* Written exercise
Give an exact copy of every line, leaving images out.

(Figure data in JSON)
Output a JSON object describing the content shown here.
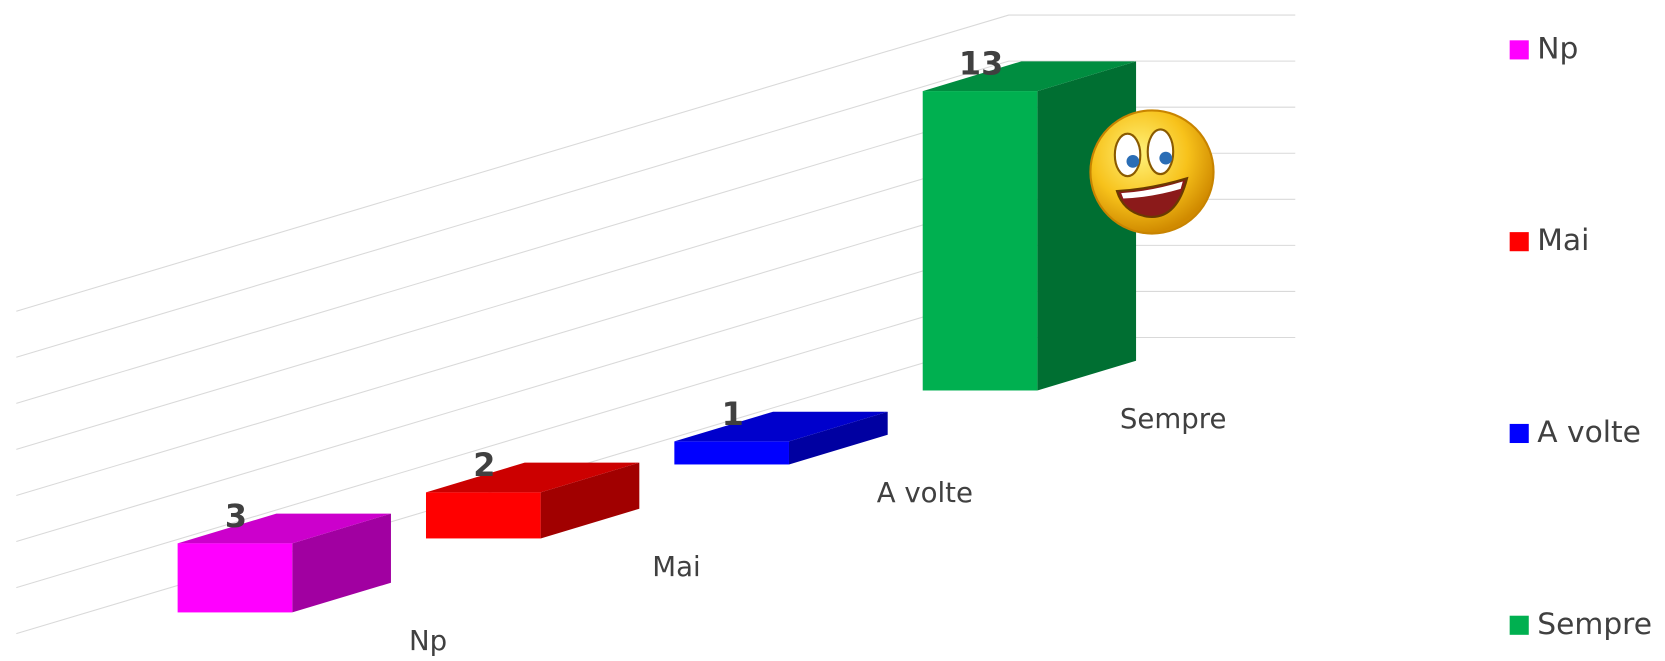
{
  "chart_data": {
    "type": "bar3d",
    "categories": [
      "Np",
      "Mai",
      "A volte",
      "Sempre"
    ],
    "values": [
      3,
      2,
      1,
      13
    ],
    "colors": [
      "#ff00ff",
      "#ff0000",
      "#0000ff",
      "#00b050"
    ],
    "ylim": [
      0,
      14
    ],
    "yticks": [
      0,
      2,
      4,
      6,
      8,
      10,
      12,
      14
    ],
    "grid": true,
    "legend": "right"
  }
}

* Solution to this task
Output a JSON object describing the content shown here.
{
  "chart_data": {
    "type": "bar3d",
    "categories": [
      "Np",
      "Mai",
      "A volte",
      "Sempre"
    ],
    "values": [
      3,
      2,
      1,
      13
    ],
    "colors": [
      "#ff00ff",
      "#ff0000",
      "#0000ff",
      "#00b050"
    ],
    "ylim": [
      0,
      14
    ],
    "yticks": [
      0,
      2,
      4,
      6,
      8,
      10,
      12,
      14
    ],
    "grid": true,
    "legend": "right"
  }
}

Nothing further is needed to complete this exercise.